• **The problem**:
Your task is to print the material below exactly as presented.

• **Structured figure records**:
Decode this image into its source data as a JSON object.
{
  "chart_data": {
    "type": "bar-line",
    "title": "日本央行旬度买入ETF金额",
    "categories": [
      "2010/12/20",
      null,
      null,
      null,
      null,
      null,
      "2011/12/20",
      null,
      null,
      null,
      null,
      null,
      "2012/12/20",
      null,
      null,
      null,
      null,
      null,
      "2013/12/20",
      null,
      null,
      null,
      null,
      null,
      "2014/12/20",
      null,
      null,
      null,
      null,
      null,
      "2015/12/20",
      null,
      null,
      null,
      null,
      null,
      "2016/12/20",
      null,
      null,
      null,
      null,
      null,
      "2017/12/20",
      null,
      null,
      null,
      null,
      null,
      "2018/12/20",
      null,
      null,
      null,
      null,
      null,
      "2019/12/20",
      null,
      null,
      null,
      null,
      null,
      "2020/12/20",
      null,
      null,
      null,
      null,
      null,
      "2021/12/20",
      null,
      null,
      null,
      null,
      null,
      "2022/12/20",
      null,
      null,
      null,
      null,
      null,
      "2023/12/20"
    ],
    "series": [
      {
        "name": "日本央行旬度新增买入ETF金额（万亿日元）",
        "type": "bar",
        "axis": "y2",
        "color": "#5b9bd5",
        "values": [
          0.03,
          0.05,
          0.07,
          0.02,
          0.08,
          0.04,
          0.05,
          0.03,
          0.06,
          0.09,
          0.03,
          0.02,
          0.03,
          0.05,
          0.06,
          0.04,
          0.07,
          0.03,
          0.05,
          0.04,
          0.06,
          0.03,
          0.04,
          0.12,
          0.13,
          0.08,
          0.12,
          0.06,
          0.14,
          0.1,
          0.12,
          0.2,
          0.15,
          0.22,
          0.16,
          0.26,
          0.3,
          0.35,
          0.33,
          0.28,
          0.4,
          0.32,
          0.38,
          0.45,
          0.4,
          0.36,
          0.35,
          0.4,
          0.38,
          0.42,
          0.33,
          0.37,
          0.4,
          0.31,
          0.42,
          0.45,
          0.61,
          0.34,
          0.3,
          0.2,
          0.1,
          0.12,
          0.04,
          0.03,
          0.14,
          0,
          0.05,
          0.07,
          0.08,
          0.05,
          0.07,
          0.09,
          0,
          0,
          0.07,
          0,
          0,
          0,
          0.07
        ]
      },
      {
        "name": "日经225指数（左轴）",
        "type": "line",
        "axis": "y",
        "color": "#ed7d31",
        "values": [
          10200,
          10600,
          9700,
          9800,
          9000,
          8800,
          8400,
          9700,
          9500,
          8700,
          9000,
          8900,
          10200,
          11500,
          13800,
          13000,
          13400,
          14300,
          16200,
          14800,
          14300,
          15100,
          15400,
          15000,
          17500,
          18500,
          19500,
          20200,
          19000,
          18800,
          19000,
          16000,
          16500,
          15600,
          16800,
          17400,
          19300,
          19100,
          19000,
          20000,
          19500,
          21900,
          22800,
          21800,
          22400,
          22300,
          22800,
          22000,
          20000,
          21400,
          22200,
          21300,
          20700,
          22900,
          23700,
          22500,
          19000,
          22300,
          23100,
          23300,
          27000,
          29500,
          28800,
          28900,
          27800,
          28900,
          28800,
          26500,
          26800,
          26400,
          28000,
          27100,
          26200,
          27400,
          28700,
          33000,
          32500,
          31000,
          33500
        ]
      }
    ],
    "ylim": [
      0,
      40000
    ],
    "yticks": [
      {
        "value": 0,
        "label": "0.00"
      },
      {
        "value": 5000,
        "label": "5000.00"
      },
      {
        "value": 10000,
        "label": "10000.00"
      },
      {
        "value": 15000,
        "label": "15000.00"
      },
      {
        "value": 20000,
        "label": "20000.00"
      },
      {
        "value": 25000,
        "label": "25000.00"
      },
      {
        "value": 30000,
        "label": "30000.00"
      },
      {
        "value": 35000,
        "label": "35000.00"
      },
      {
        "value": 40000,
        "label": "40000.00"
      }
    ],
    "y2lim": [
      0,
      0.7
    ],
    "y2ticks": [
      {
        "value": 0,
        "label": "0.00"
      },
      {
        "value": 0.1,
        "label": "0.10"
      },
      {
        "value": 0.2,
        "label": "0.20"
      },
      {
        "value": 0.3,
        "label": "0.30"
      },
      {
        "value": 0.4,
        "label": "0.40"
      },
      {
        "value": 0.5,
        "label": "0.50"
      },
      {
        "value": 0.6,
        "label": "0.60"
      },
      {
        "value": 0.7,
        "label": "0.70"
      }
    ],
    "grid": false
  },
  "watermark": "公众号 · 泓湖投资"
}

• **Solved exercise**:
Decode this image into its source data as a JSON object.
{
  "chart_data": {
    "type": "bar-line",
    "title": "日本央行旬度买入ETF金额",
    "categories": [
      "2010/12/20",
      null,
      null,
      null,
      null,
      null,
      "2011/12/20",
      null,
      null,
      null,
      null,
      null,
      "2012/12/20",
      null,
      null,
      null,
      null,
      null,
      "2013/12/20",
      null,
      null,
      null,
      null,
      null,
      "2014/12/20",
      null,
      null,
      null,
      null,
      null,
      "2015/12/20",
      null,
      null,
      null,
      null,
      null,
      "2016/12/20",
      null,
      null,
      null,
      null,
      null,
      "2017/12/20",
      null,
      null,
      null,
      null,
      null,
      "2018/12/20",
      null,
      null,
      null,
      null,
      null,
      "2019/12/20",
      null,
      null,
      null,
      null,
      null,
      "2020/12/20",
      null,
      null,
      null,
      null,
      null,
      "2021/12/20",
      null,
      null,
      null,
      null,
      null,
      "2022/12/20",
      null,
      null,
      null,
      null,
      null,
      "2023/12/20"
    ],
    "series": [
      {
        "name": "日本央行旬度新增买入ETF金额（万亿日元）",
        "type": "bar",
        "axis": "y2",
        "color": "#5b9bd5",
        "values": [
          0.03,
          0.05,
          0.07,
          0.02,
          0.08,
          0.04,
          0.05,
          0.03,
          0.06,
          0.09,
          0.03,
          0.02,
          0.03,
          0.05,
          0.06,
          0.04,
          0.07,
          0.03,
          0.05,
          0.04,
          0.06,
          0.03,
          0.04,
          0.12,
          0.13,
          0.08,
          0.12,
          0.06,
          0.14,
          0.1,
          0.12,
          0.2,
          0.15,
          0.22,
          0.16,
          0.26,
          0.3,
          0.35,
          0.33,
          0.28,
          0.4,
          0.32,
          0.38,
          0.45,
          0.4,
          0.36,
          0.35,
          0.4,
          0.38,
          0.42,
          0.33,
          0.37,
          0.4,
          0.31,
          0.42,
          0.45,
          0.61,
          0.34,
          0.3,
          0.2,
          0.1,
          0.12,
          0.04,
          0.03,
          0.14,
          0,
          0.05,
          0.07,
          0.08,
          0.05,
          0.07,
          0.09,
          0,
          0,
          0.07,
          0,
          0,
          0,
          0.07
        ]
      },
      {
        "name": "日经225指数（左轴）",
        "type": "line",
        "axis": "y",
        "color": "#ed7d31",
        "values": [
          10200,
          10600,
          9700,
          9800,
          9000,
          8800,
          8400,
          9700,
          9500,
          8700,
          9000,
          8900,
          10200,
          11500,
          13800,
          13000,
          13400,
          14300,
          16200,
          14800,
          14300,
          15100,
          15400,
          15000,
          17500,
          18500,
          19500,
          20200,
          19000,
          18800,
          19000,
          16000,
          16500,
          15600,
          16800,
          17400,
          19300,
          19100,
          19000,
          20000,
          19500,
          21900,
          22800,
          21800,
          22400,
          22300,
          22800,
          22000,
          20000,
          21400,
          22200,
          21300,
          20700,
          22900,
          23700,
          22500,
          19000,
          22300,
          23100,
          23300,
          27000,
          29500,
          28800,
          28900,
          27800,
          28900,
          28800,
          26500,
          26800,
          26400,
          28000,
          27100,
          26200,
          27400,
          28700,
          33000,
          32500,
          31000,
          33500
        ]
      }
    ],
    "ylim": [
      0,
      40000
    ],
    "yticks": [
      {
        "value": 0,
        "label": "0.00"
      },
      {
        "value": 5000,
        "label": "5000.00"
      },
      {
        "value": 10000,
        "label": "10000.00"
      },
      {
        "value": 15000,
        "label": "15000.00"
      },
      {
        "value": 20000,
        "label": "20000.00"
      },
      {
        "value": 25000,
        "label": "25000.00"
      },
      {
        "value": 30000,
        "label": "30000.00"
      },
      {
        "value": 35000,
        "label": "35000.00"
      },
      {
        "value": 40000,
        "label": "40000.00"
      }
    ],
    "y2lim": [
      0,
      0.7
    ],
    "y2ticks": [
      {
        "value": 0,
        "label": "0.00"
      },
      {
        "value": 0.1,
        "label": "0.10"
      },
      {
        "value": 0.2,
        "label": "0.20"
      },
      {
        "value": 0.3,
        "label": "0.30"
      },
      {
        "value": 0.4,
        "label": "0.40"
      },
      {
        "value": 0.5,
        "label": "0.50"
      },
      {
        "value": 0.6,
        "label": "0.60"
      },
      {
        "value": 0.7,
        "label": "0.70"
      }
    ],
    "grid": false
  },
  "watermark": "公众号 · 泓湖投资"
}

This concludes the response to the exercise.